▶ **TASK BRIEF**:
Transcribe the rows below line for line, leaving out the pictures.
• • • •
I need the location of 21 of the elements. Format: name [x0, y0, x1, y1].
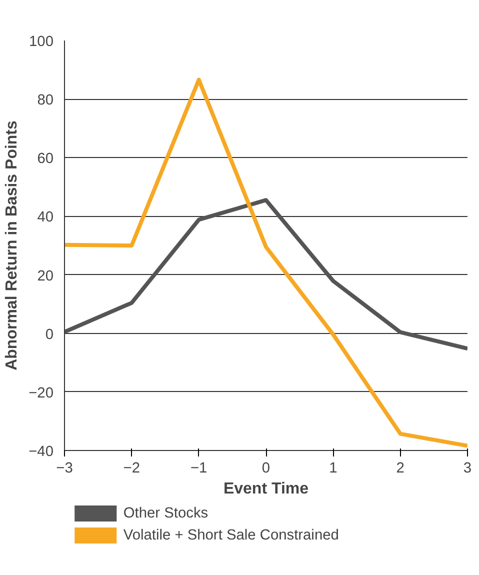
legend-label: Volatile + Short Sale Constrained [123, 528, 339, 544]
legend-label: Other Stocks [123, 506, 208, 522]
x-tick-label: −3 [56, 460, 73, 476]
line-series [64, 78, 468, 448]
x-tick-label: −2 [123, 460, 140, 476]
x-axis-title: Event Time [223, 480, 309, 498]
x-tick-label: −1 [190, 460, 208, 476]
line-series [64, 198, 468, 351]
x-tick-label: 3 [463, 460, 472, 476]
y-tick-label: 80 [37, 92, 54, 109]
y-tick-label: 0 [45, 326, 54, 343]
y-tick-label: 20 [37, 268, 54, 284]
y-tick-label: 40 [37, 210, 54, 226]
y-axis-title: Abnormal Return in Basis Points [4, 120, 21, 370]
y-tick-label: 60 [37, 151, 54, 168]
x-tick-label: 1 [329, 460, 338, 476]
y-tick-label: 100 [29, 34, 54, 50]
x-tick-label: 0 [262, 460, 270, 476]
y-tick-label: −40 [28, 444, 54, 460]
y-tick-label: −20 [28, 385, 54, 402]
x-tick-label: 2 [396, 460, 404, 476]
• • • •
▶ **SOLUTION FOR THIS EXERCISE**:
I need the location of 21 of the elements. Format: name [x0, y0, x1, y1].
legend-label: Volatile + Short Sale Constrained [123, 528, 339, 544]
legend-label: Other Stocks [123, 506, 208, 522]
x-tick-label: −3 [56, 460, 73, 476]
line-series [64, 78, 468, 448]
x-tick-label: −2 [123, 460, 140, 476]
x-axis-title: Event Time [223, 480, 309, 498]
x-tick-label: −1 [190, 460, 208, 476]
line-series [64, 198, 468, 351]
x-tick-label: 3 [463, 460, 472, 476]
y-tick-label: 80 [37, 92, 54, 109]
y-tick-label: 0 [45, 326, 54, 343]
y-tick-label: 20 [37, 268, 54, 284]
y-tick-label: 40 [37, 210, 54, 226]
y-axis-title: Abnormal Return in Basis Points [4, 120, 21, 370]
y-tick-label: 60 [37, 151, 54, 168]
x-tick-label: 1 [329, 460, 338, 476]
y-tick-label: 100 [29, 34, 54, 50]
x-tick-label: 0 [262, 460, 270, 476]
y-tick-label: −40 [28, 444, 54, 460]
y-tick-label: −20 [28, 385, 54, 402]
x-tick-label: 2 [396, 460, 404, 476]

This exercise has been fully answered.